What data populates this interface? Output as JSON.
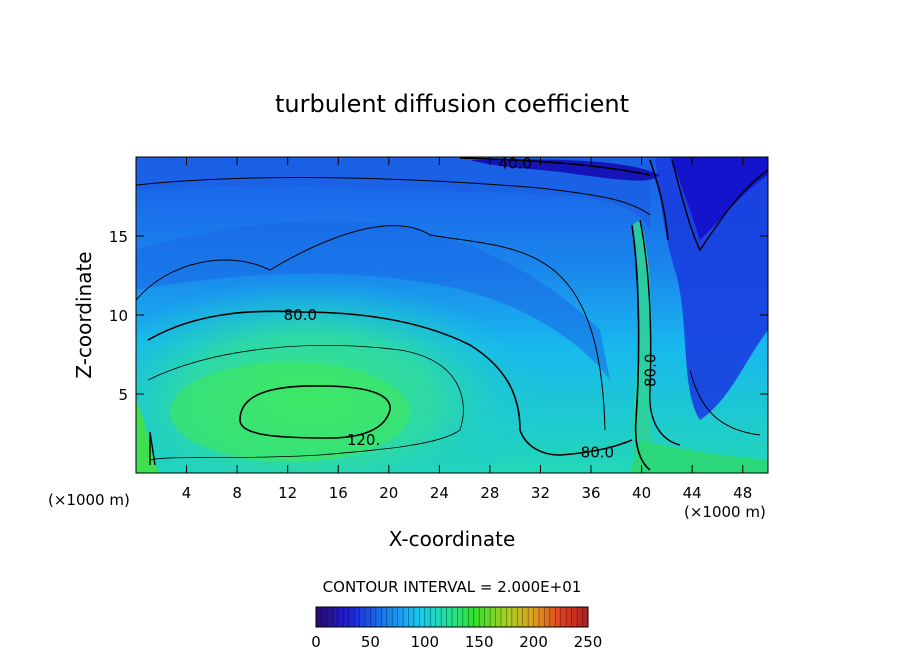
{
  "chart_data": {
    "type": "heatmap",
    "title": "turbulent diffusion coefficient",
    "xlabel": "X-coordinate",
    "ylabel": "Z-coordinate",
    "x_unit_left": "(×1000 m)",
    "x_unit_right": "(×1000 m)",
    "xlim": [
      0,
      50
    ],
    "ylim": [
      0,
      20
    ],
    "x_ticks": [
      4,
      8,
      12,
      16,
      20,
      24,
      28,
      32,
      36,
      40,
      44,
      48
    ],
    "y_ticks": [
      5,
      10,
      15
    ],
    "contour_interval_label": "CONTOUR INTERVAL = 2.000E+01",
    "contour_labels": [
      {
        "text": "40.0",
        "x": 30,
        "y": 19.6
      },
      {
        "text": "80.0",
        "x": 13,
        "y": 10.0
      },
      {
        "text": "120.",
        "x": 18,
        "y": 2.1
      },
      {
        "text": "80.0",
        "x": 36.5,
        "y": 1.3
      },
      {
        "text": "80.0",
        "x": 40.7,
        "y": 6.5
      }
    ],
    "colorbar": {
      "min": 0,
      "max": 250,
      "tick_values": [
        0,
        50,
        100,
        150,
        200,
        250
      ],
      "tick_labels": [
        "0",
        "50",
        "100",
        "150",
        "200",
        "250"
      ],
      "colors": [
        "#2a0a6a",
        "#1f1fd8",
        "#1a7af0",
        "#18c8f0",
        "#22e0a0",
        "#30e030",
        "#a8d020",
        "#e0a020",
        "#e04020",
        "#b02020"
      ]
    },
    "grid": false
  }
}
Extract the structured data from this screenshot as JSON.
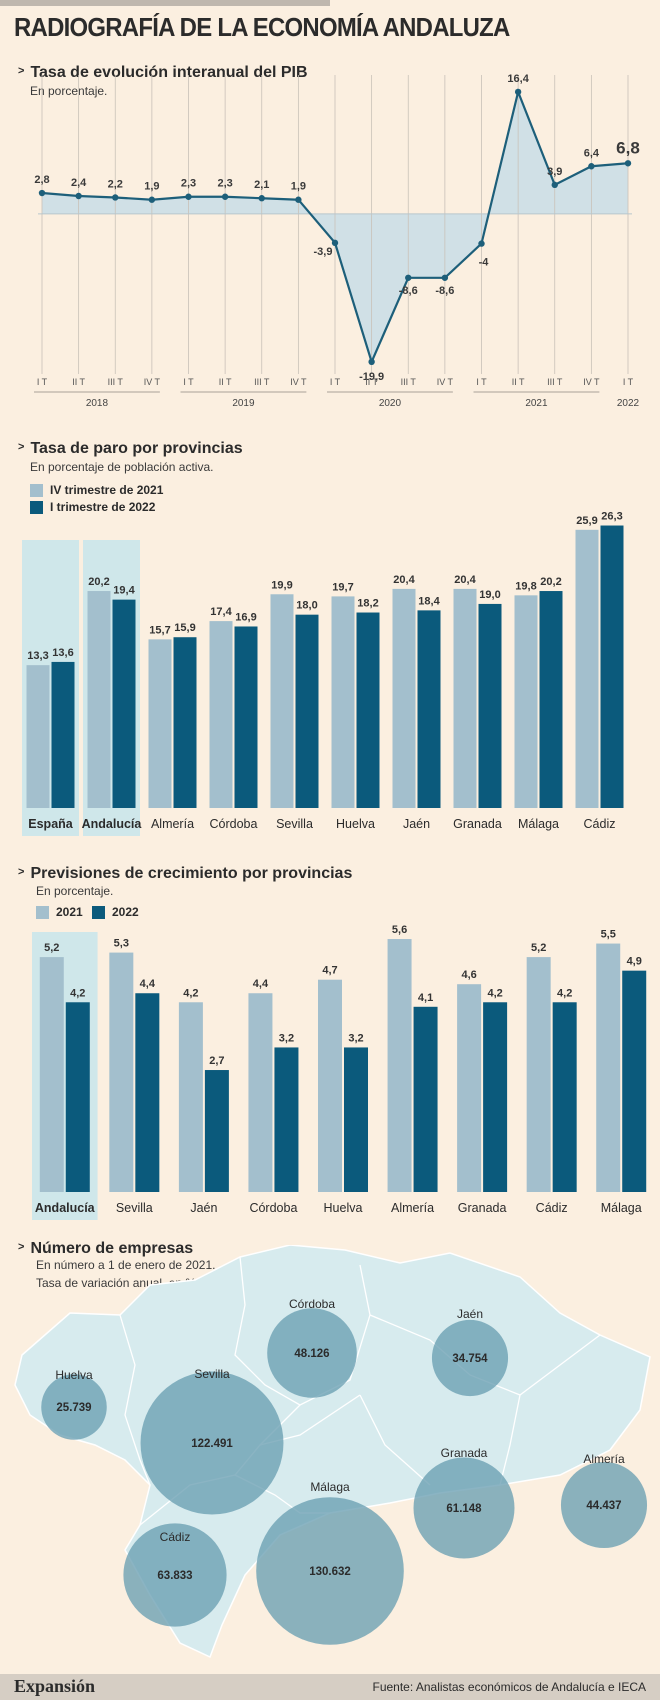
{
  "page": {
    "title": "RADIOGRAFÍA DE LA ECONOMÍA ANDALUZA",
    "brand": "Expansión",
    "source": "Fuente: Analistas económicos de Andalucía e IECA"
  },
  "colors": {
    "light": "#a3bfcd",
    "dark": "#0b5a7c",
    "highlight": "#cfe7ea",
    "area": "#d0e0e6",
    "line": "#1d5f7a",
    "bubble": "#6a9fb2",
    "map": "#d7ebee"
  },
  "chart_data": [
    {
      "type": "line",
      "title": "Tasa de evolución interanual del PIB",
      "subtitle": "En porcentaje.",
      "x": [
        "I T",
        "II T",
        "III T",
        "IV T",
        "I T",
        "II T",
        "III T",
        "IV T",
        "I T",
        "II T",
        "III T",
        "IV T",
        "I T",
        "II T",
        "III T",
        "IV T",
        "I T"
      ],
      "year_groups": [
        {
          "label": "2018",
          "start": 0,
          "end": 3
        },
        {
          "label": "2019",
          "start": 4,
          "end": 7
        },
        {
          "label": "2020",
          "start": 8,
          "end": 11
        },
        {
          "label": "2021",
          "start": 12,
          "end": 15
        },
        {
          "label": "2022",
          "start": 16,
          "end": 16
        }
      ],
      "values": [
        2.8,
        2.4,
        2.2,
        1.9,
        2.3,
        2.3,
        2.1,
        1.9,
        -3.9,
        -19.9,
        -8.6,
        -8.6,
        -4,
        16.4,
        3.9,
        6.4,
        6.8
      ],
      "labels": [
        "2,8",
        "2,4",
        "2,2",
        "1,9",
        "2,3",
        "2,3",
        "2,1",
        "1,9",
        "-3,9",
        "-19,9",
        "-8,6",
        "-8,6",
        "-4",
        "16,4",
        "3,9",
        "6,4",
        "6,8"
      ],
      "ylim": [
        -21,
        18
      ]
    },
    {
      "type": "bar",
      "title": "Tasa de paro por provincias",
      "subtitle": "En porcentaje de población activa.",
      "categories": [
        "España",
        "Andalucía",
        "Almería",
        "Córdoba",
        "Sevilla",
        "Huelva",
        "Jaén",
        "Granada",
        "Málaga",
        "Cádiz"
      ],
      "highlighted": [
        "España",
        "Andalucía"
      ],
      "series": [
        {
          "name": "IV trimestre de 2021",
          "values": [
            13.3,
            20.2,
            15.7,
            17.4,
            19.9,
            19.7,
            20.4,
            20.4,
            19.8,
            25.9
          ],
          "labels": [
            "13,3",
            "20,2",
            "15,7",
            "17,4",
            "19,9",
            "19,7",
            "20,4",
            "20,4",
            "19,8",
            "25,9"
          ]
        },
        {
          "name": "I trimestre de 2022",
          "values": [
            13.6,
            19.4,
            15.9,
            16.9,
            18.0,
            18.2,
            18.4,
            19.0,
            20.2,
            26.3
          ],
          "labels": [
            "13,6",
            "19,4",
            "15,9",
            "16,9",
            "18,0",
            "18,2",
            "18,4",
            "19,0",
            "20,2",
            "26,3"
          ]
        }
      ],
      "ylim": [
        0,
        27
      ]
    },
    {
      "type": "bar",
      "title": "Previsiones de crecimiento por provincias",
      "subtitle": "En porcentaje.",
      "categories": [
        "Andalucía",
        "Sevilla",
        "Jaén",
        "Córdoba",
        "Huelva",
        "Almería",
        "Granada",
        "Cádiz",
        "Málaga"
      ],
      "highlighted": [
        "Andalucía"
      ],
      "series": [
        {
          "name": "2021",
          "values": [
            5.2,
            5.3,
            4.2,
            4.4,
            4.7,
            5.6,
            4.6,
            5.2,
            5.5
          ],
          "labels": [
            "5,2",
            "5,3",
            "4,2",
            "4,4",
            "4,7",
            "5,6",
            "4,6",
            "5,2",
            "5,5"
          ]
        },
        {
          "name": "2022",
          "values": [
            4.2,
            4.4,
            2.7,
            3.2,
            3.2,
            4.1,
            4.2,
            4.2,
            4.9
          ],
          "labels": [
            "4,2",
            "4,4",
            "2,7",
            "3,2",
            "3,2",
            "4,1",
            "4,2",
            "4,2",
            "4,9"
          ]
        }
      ],
      "ylim": [
        0,
        5.8
      ]
    }
  ],
  "companies": {
    "title": "Número de empresas",
    "subtitle1": "En número a 1 de enero de 2021.",
    "subtitle2": "Tasa de variación anual, en %",
    "provinces": [
      {
        "name": "Huelva",
        "value": 25739,
        "label": "25.739"
      },
      {
        "name": "Sevilla",
        "value": 122491,
        "label": "122.491"
      },
      {
        "name": "Córdoba",
        "value": 48126,
        "label": "48.126"
      },
      {
        "name": "Jaén",
        "value": 34754,
        "label": "34.754"
      },
      {
        "name": "Granada",
        "value": 61148,
        "label": "61.148"
      },
      {
        "name": "Almería",
        "value": 44437,
        "label": "44.437"
      },
      {
        "name": "Málaga",
        "value": 130632,
        "label": "130.632"
      },
      {
        "name": "Cádiz",
        "value": 63833,
        "label": "63.833"
      }
    ]
  }
}
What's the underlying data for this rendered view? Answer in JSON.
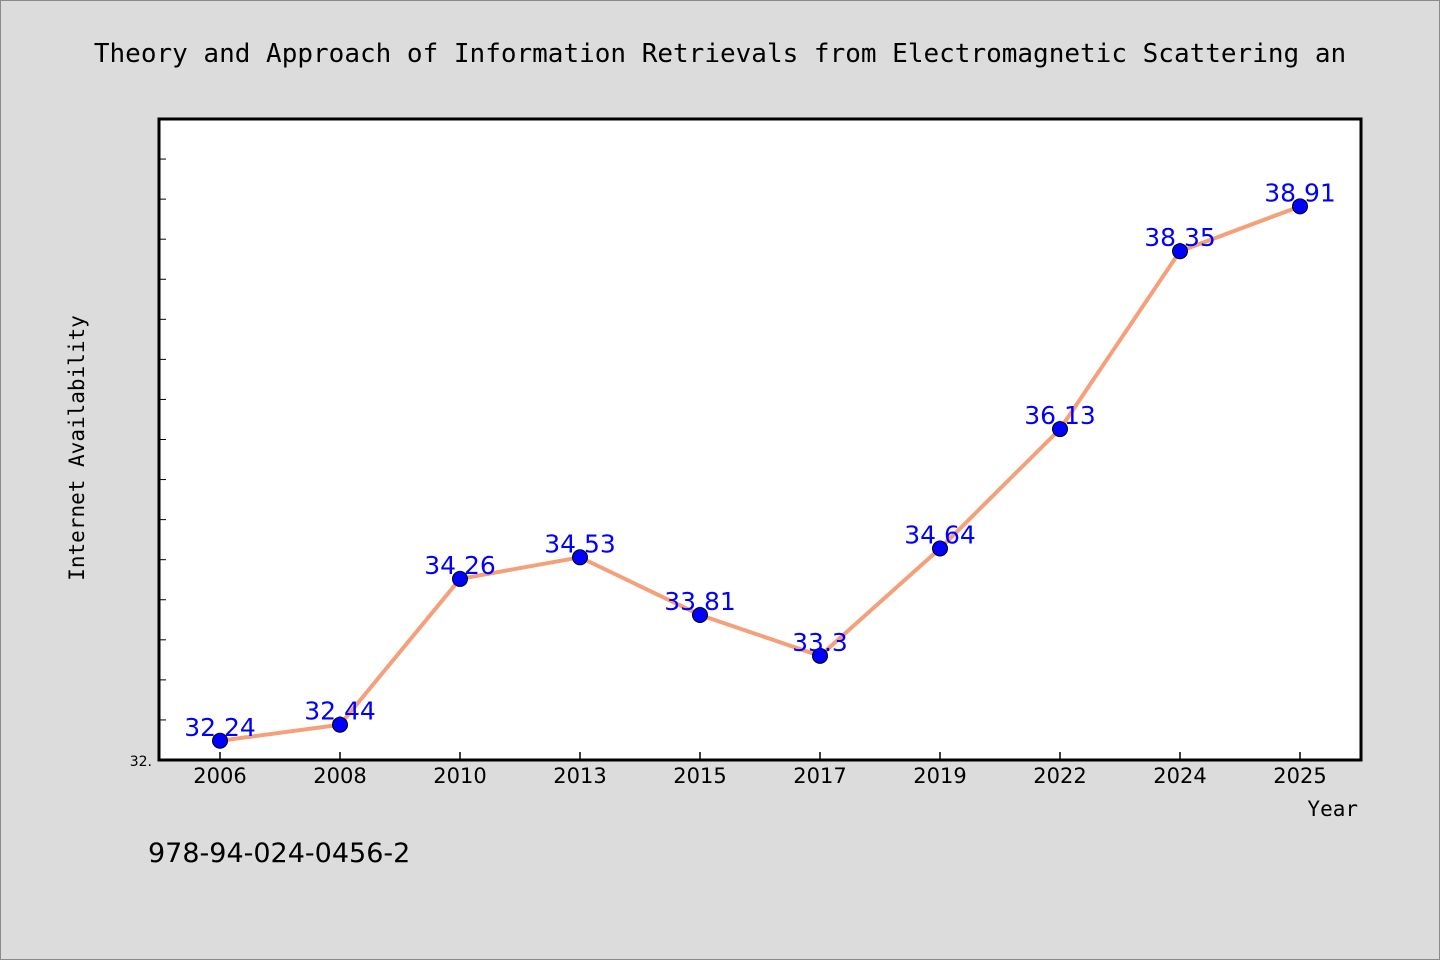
{
  "chart_data": {
    "type": "line",
    "title": "Theory and Approach of Information Retrievals from Electromagnetic Scattering an",
    "xlabel": "Year",
    "ylabel": "Internet Availability",
    "categories": [
      "2006",
      "2008",
      "2010",
      "2013",
      "2015",
      "2017",
      "2019",
      "2022",
      "2024",
      "2025"
    ],
    "series": [
      {
        "values": [
          32.24,
          32.44,
          34.26,
          34.53,
          33.81,
          33.3,
          34.64,
          36.13,
          38.35,
          38.91
        ],
        "labels": [
          "32.24",
          "32.44",
          "34.26",
          "34.53",
          "33.81",
          "33.3",
          "34.64",
          "36.13",
          "38.35",
          "38.91"
        ],
        "line_color": "#f4a07a",
        "marker_color": "#0000ff"
      }
    ],
    "ylim": [
      32.0,
      40.0
    ],
    "y_tick_label": "32.",
    "grid": false,
    "legend": "none"
  },
  "footer_text": "978-94-024-0456-2"
}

WRITTEN TASK:
Return all of the entries word for word, but omit the pictures.

OUTPUT:
What data populates this interface? Output as JSON.
{
  "chart_data": {
    "type": "heatmap",
    "title": "turbulent diffusion coefficient",
    "xlabel": "X-coordinate",
    "ylabel": "Z-coordinate",
    "x_unit_left": "(×1000 m)",
    "x_unit_right": "(×1000 m)",
    "xlim": [
      0,
      50
    ],
    "ylim": [
      0,
      20
    ],
    "x_ticks": [
      4,
      8,
      12,
      16,
      20,
      24,
      28,
      32,
      36,
      40,
      44,
      48
    ],
    "y_ticks": [
      5,
      10,
      15
    ],
    "contour_interval_label": "CONTOUR INTERVAL = 2.000E+01",
    "contour_labels": [
      {
        "text": "40.0",
        "x": 30,
        "y": 19.6
      },
      {
        "text": "80.0",
        "x": 13,
        "y": 10.0
      },
      {
        "text": "120.",
        "x": 18,
        "y": 2.1
      },
      {
        "text": "80.0",
        "x": 36.5,
        "y": 1.3
      },
      {
        "text": "80.0",
        "x": 40.7,
        "y": 6.5
      }
    ],
    "colorbar": {
      "min": 0,
      "max": 250,
      "tick_values": [
        0,
        50,
        100,
        150,
        200,
        250
      ],
      "tick_labels": [
        "0",
        "50",
        "100",
        "150",
        "200",
        "250"
      ],
      "colors": [
        "#2a0a6a",
        "#1f1fd8",
        "#1a7af0",
        "#18c8f0",
        "#22e0a0",
        "#30e030",
        "#a8d020",
        "#e0a020",
        "#e04020",
        "#b02020"
      ]
    },
    "grid": false
  }
}
Extract the structured data from this screenshot as JSON.
{
  "page": {
    "title": "RADIOGRAFÍA DE LA ECONOMÍA ANDALUZA",
    "brand": "Expansión",
    "source": "Fuente: Analistas económicos de Andalucía e IECA"
  },
  "colors": {
    "light": "#a3bfcd",
    "dark": "#0b5a7c",
    "highlight": "#cfe7ea",
    "area": "#d0e0e6",
    "line": "#1d5f7a",
    "bubble": "#6a9fb2",
    "map": "#d7ebee"
  },
  "chart_data": [
    {
      "type": "line",
      "title": "Tasa de evolución interanual del PIB",
      "subtitle": "En porcentaje.",
      "x": [
        "I T",
        "II T",
        "III T",
        "IV T",
        "I T",
        "II T",
        "III T",
        "IV T",
        "I T",
        "II T",
        "III T",
        "IV T",
        "I T",
        "II T",
        "III T",
        "IV T",
        "I T"
      ],
      "year_groups": [
        {
          "label": "2018",
          "start": 0,
          "end": 3
        },
        {
          "label": "2019",
          "start": 4,
          "end": 7
        },
        {
          "label": "2020",
          "start": 8,
          "end": 11
        },
        {
          "label": "2021",
          "start": 12,
          "end": 15
        },
        {
          "label": "2022",
          "start": 16,
          "end": 16
        }
      ],
      "values": [
        2.8,
        2.4,
        2.2,
        1.9,
        2.3,
        2.3,
        2.1,
        1.9,
        -3.9,
        -19.9,
        -8.6,
        -8.6,
        -4,
        16.4,
        3.9,
        6.4,
        6.8
      ],
      "labels": [
        "2,8",
        "2,4",
        "2,2",
        "1,9",
        "2,3",
        "2,3",
        "2,1",
        "1,9",
        "-3,9",
        "-19,9",
        "-8,6",
        "-8,6",
        "-4",
        "16,4",
        "3,9",
        "6,4",
        "6,8"
      ],
      "ylim": [
        -21,
        18
      ]
    },
    {
      "type": "bar",
      "title": "Tasa de paro por provincias",
      "subtitle": "En porcentaje de población activa.",
      "categories": [
        "España",
        "Andalucía",
        "Almería",
        "Córdoba",
        "Sevilla",
        "Huelva",
        "Jaén",
        "Granada",
        "Málaga",
        "Cádiz"
      ],
      "highlighted": [
        "España",
        "Andalucía"
      ],
      "series": [
        {
          "name": "IV trimestre de 2021",
          "values": [
            13.3,
            20.2,
            15.7,
            17.4,
            19.9,
            19.7,
            20.4,
            20.4,
            19.8,
            25.9
          ],
          "labels": [
            "13,3",
            "20,2",
            "15,7",
            "17,4",
            "19,9",
            "19,7",
            "20,4",
            "20,4",
            "19,8",
            "25,9"
          ]
        },
        {
          "name": "I trimestre de 2022",
          "values": [
            13.6,
            19.4,
            15.9,
            16.9,
            18.0,
            18.2,
            18.4,
            19.0,
            20.2,
            26.3
          ],
          "labels": [
            "13,6",
            "19,4",
            "15,9",
            "16,9",
            "18,0",
            "18,2",
            "18,4",
            "19,0",
            "20,2",
            "26,3"
          ]
        }
      ],
      "ylim": [
        0,
        27
      ]
    },
    {
      "type": "bar",
      "title": "Previsiones de crecimiento por provincias",
      "subtitle": "En porcentaje.",
      "categories": [
        "Andalucía",
        "Sevilla",
        "Jaén",
        "Córdoba",
        "Huelva",
        "Almería",
        "Granada",
        "Cádiz",
        "Málaga"
      ],
      "highlighted": [
        "Andalucía"
      ],
      "series": [
        {
          "name": "2021",
          "values": [
            5.2,
            5.3,
            4.2,
            4.4,
            4.7,
            5.6,
            4.6,
            5.2,
            5.5
          ],
          "labels": [
            "5,2",
            "5,3",
            "4,2",
            "4,4",
            "4,7",
            "5,6",
            "4,6",
            "5,2",
            "5,5"
          ]
        },
        {
          "name": "2022",
          "values": [
            4.2,
            4.4,
            2.7,
            3.2,
            3.2,
            4.1,
            4.2,
            4.2,
            4.9
          ],
          "labels": [
            "4,2",
            "4,4",
            "2,7",
            "3,2",
            "3,2",
            "4,1",
            "4,2",
            "4,2",
            "4,9"
          ]
        }
      ],
      "ylim": [
        0,
        5.8
      ]
    }
  ],
  "companies": {
    "title": "Número de empresas",
    "subtitle1": "En número a 1 de enero de 2021.",
    "subtitle2": "Tasa de variación anual, en %",
    "provinces": [
      {
        "name": "Huelva",
        "value": 25739,
        "label": "25.739"
      },
      {
        "name": "Sevilla",
        "value": 122491,
        "label": "122.491"
      },
      {
        "name": "Córdoba",
        "value": 48126,
        "label": "48.126"
      },
      {
        "name": "Jaén",
        "value": 34754,
        "label": "34.754"
      },
      {
        "name": "Granada",
        "value": 61148,
        "label": "61.148"
      },
      {
        "name": "Almería",
        "value": 44437,
        "label": "44.437"
      },
      {
        "name": "Málaga",
        "value": 130632,
        "label": "130.632"
      },
      {
        "name": "Cádiz",
        "value": 63833,
        "label": "63.833"
      }
    ]
  }
}
What's the underlying data for this rendered view? Answer in JSON.
{
  "chart_data": {
    "type": "line",
    "title": "Theory and Approach of Information Retrievals from Electromagnetic Scattering an",
    "xlabel": "Year",
    "ylabel": "Internet Availability",
    "categories": [
      "2006",
      "2008",
      "2010",
      "2013",
      "2015",
      "2017",
      "2019",
      "2022",
      "2024",
      "2025"
    ],
    "series": [
      {
        "values": [
          32.24,
          32.44,
          34.26,
          34.53,
          33.81,
          33.3,
          34.64,
          36.13,
          38.35,
          38.91
        ],
        "labels": [
          "32.24",
          "32.44",
          "34.26",
          "34.53",
          "33.81",
          "33.3",
          "34.64",
          "36.13",
          "38.35",
          "38.91"
        ],
        "line_color": "#f4a07a",
        "marker_color": "#0000ff"
      }
    ],
    "ylim": [
      32.0,
      40.0
    ],
    "y_tick_label": "32.",
    "grid": false,
    "legend": "none"
  },
  "footer_text": "978-94-024-0456-2"
}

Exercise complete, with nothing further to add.